◆ **WHAT THE TASK REQUIRES**: Write out all the entries word for word, but skip any images.

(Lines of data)
——

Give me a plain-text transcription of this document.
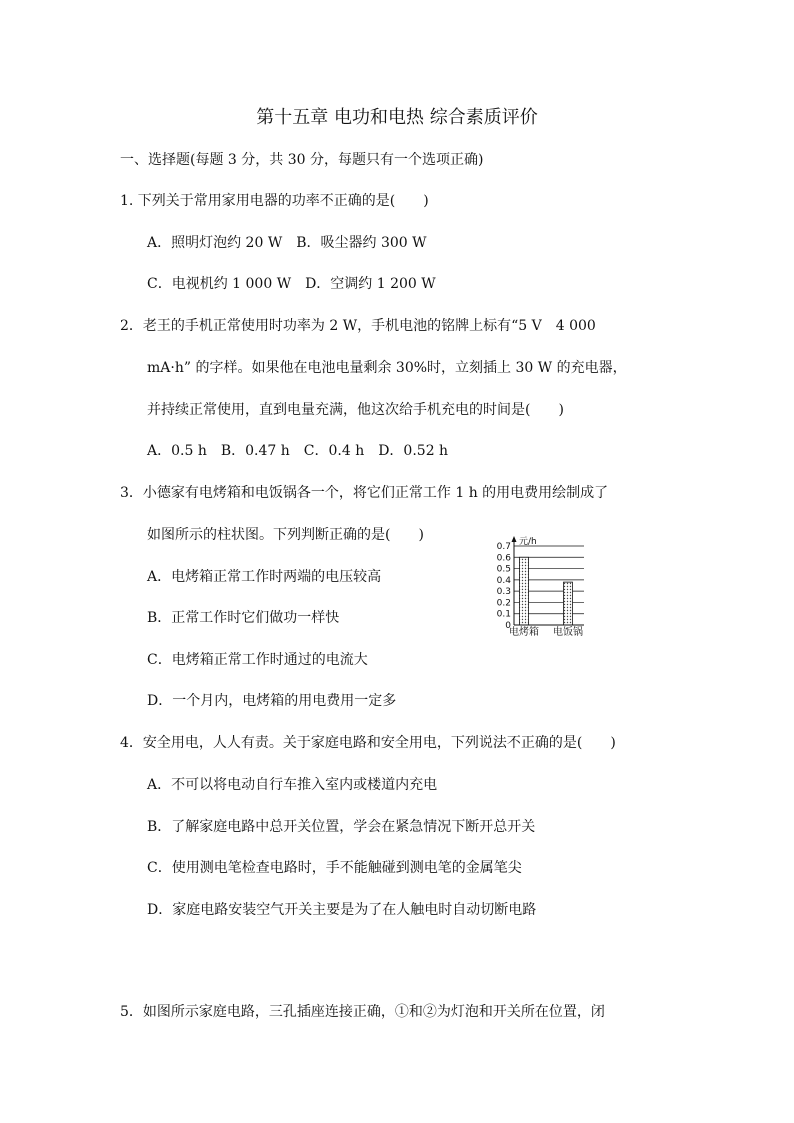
第十五章 电功和电热 综合素质评价
一、选择题(每题 3 分，共 30 分，每题只有一个选项正确)
1. 下列关于常用家用电器的功率不正确的是(　　)
A．照明灯泡约 20 W　B．吸尘器约 300 W
C．电视机约 1 000 W　D．空调约 1 200 W
2．老王的手机正常使用时功率为 2 W，手机电池的铭牌上标有“5 V　4 000
mA·h” 的字样。如果他在电池电量剩余 30%时，立刻插上 30 W 的充电器，
并持续正常使用，直到电量充满，他这次给手机充电的时间是(　　)
A．0.5 h　B．0.47 h　C．0.4 h　D．0.52 h
3．小德家有电烤箱和电饭锅各一个，将它们正常工作 1 h 的用电费用绘制成了
如图所示的柱状图。下列判断正确的是(　　)
A．电烤箱正常工作时两端的电压较高
B．正常工作时它们做功一样快
C．电烤箱正常工作时通过的电流大
D．一个月内，电烤箱的用电费用一定多
0.7
0.6
0.5
0.4
0.3
0.2
0.1
0
电烤箱 电饭锅
元/h
4．安全用电，人人有责。关于家庭电路和安全用电，下列说法不正确的是(　　)
A．不可以将电动自行车推入室内或楼道内充电
B．了解家庭电路中总开关位置，学会在紧急情况下断开总开关
C．使用测电笔检查电路时，手不能触碰到测电笔的金属笔尖
D．家庭电路安装空气开关主要是为了在人触电时自动切断电路
5．如图所示家庭电路，三孔插座连接正确，①和②为灯泡和开关所在位置，闭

——

◆ **WORKED SOLUTION**:
Give me a plain-text transcription of this document.
第十五章 电功和电热 综合素质评价
一、选择题(每题 3 分，共 30 分，每题只有一个选项正确)
1. 下列关于常用家用电器的功率不正确的是(　　)
A．照明灯泡约 20 W　B．吸尘器约 300 W
C．电视机约 1 000 W　D．空调约 1 200 W
2．老王的手机正常使用时功率为 2 W，手机电池的铭牌上标有“5 V　4 000
mA·h” 的字样。如果他在电池电量剩余 30%时，立刻插上 30 W 的充电器，
并持续正常使用，直到电量充满，他这次给手机充电的时间是(　　)
A．0.5 h　B．0.47 h　C．0.4 h　D．0.52 h
3．小德家有电烤箱和电饭锅各一个，将它们正常工作 1 h 的用电费用绘制成了
如图所示的柱状图。下列判断正确的是(　　)
A．电烤箱正常工作时两端的电压较高
B．正常工作时它们做功一样快
C．电烤箱正常工作时通过的电流大
D．一个月内，电烤箱的用电费用一定多
0.7
0.6
0.5
0.4
0.3
0.2
0.1
0
电烤箱 电饭锅
元/h
4．安全用电，人人有责。关于家庭电路和安全用电，下列说法不正确的是(　　)
A．不可以将电动自行车推入室内或楼道内充电
B．了解家庭电路中总开关位置，学会在紧急情况下断开总开关
C．使用测电笔检查电路时，手不能触碰到测电笔的金属笔尖
D．家庭电路安装空气开关主要是为了在人触电时自动切断电路
5．如图所示家庭电路，三孔插座连接正确，①和②为灯泡和开关所在位置，闭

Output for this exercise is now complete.